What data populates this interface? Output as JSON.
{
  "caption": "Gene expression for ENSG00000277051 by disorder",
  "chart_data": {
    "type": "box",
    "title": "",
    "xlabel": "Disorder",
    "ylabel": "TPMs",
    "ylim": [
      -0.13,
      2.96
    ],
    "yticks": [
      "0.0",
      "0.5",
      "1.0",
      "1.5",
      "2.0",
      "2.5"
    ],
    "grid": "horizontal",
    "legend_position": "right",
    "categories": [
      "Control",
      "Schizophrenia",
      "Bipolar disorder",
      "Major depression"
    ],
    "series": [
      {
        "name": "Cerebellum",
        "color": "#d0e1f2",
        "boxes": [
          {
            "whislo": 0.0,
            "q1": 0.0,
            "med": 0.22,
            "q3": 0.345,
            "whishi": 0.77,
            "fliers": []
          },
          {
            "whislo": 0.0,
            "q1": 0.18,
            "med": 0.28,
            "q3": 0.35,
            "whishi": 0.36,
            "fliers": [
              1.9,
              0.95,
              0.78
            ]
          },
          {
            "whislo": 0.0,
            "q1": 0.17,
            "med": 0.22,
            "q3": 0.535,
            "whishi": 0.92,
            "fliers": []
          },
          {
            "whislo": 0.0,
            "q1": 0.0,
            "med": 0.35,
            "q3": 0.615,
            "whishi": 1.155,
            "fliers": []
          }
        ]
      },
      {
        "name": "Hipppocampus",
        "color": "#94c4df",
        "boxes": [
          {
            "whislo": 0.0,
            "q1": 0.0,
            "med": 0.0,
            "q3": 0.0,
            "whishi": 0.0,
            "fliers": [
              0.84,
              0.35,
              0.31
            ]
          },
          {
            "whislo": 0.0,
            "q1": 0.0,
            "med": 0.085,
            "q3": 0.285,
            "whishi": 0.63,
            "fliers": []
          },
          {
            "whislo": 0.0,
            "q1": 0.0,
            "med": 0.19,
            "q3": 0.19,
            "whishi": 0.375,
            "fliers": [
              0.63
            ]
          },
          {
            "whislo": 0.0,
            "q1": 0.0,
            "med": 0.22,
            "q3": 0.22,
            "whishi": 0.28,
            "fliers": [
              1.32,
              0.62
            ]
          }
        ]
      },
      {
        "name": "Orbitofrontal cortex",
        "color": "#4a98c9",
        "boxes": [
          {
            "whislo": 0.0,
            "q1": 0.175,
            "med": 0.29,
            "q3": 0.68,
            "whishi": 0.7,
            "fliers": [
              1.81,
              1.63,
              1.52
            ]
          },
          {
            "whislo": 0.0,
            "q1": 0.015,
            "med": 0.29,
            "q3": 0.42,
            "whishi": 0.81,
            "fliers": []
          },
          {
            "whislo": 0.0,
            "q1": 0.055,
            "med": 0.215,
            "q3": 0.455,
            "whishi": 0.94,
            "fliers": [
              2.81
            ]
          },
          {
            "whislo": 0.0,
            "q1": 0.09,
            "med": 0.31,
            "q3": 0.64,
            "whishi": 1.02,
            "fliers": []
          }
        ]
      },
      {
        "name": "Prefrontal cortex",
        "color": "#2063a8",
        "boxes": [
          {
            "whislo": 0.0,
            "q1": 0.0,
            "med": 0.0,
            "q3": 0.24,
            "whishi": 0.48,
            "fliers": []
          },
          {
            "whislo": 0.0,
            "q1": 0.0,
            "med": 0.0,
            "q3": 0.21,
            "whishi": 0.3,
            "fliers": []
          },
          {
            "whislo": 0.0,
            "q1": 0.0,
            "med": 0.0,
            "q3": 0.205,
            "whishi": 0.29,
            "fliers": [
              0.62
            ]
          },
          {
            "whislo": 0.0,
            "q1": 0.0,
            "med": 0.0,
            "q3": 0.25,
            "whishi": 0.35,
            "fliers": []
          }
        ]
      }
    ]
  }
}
----
• **Set exercise**
Identify every line where the string "name" appears.

• **Expected answer**
        "name": "Cerebellum",
        "name": "Hipppocampus",
        "name": "Orbitofrontal cortex",
        "name": "Prefrontal cortex",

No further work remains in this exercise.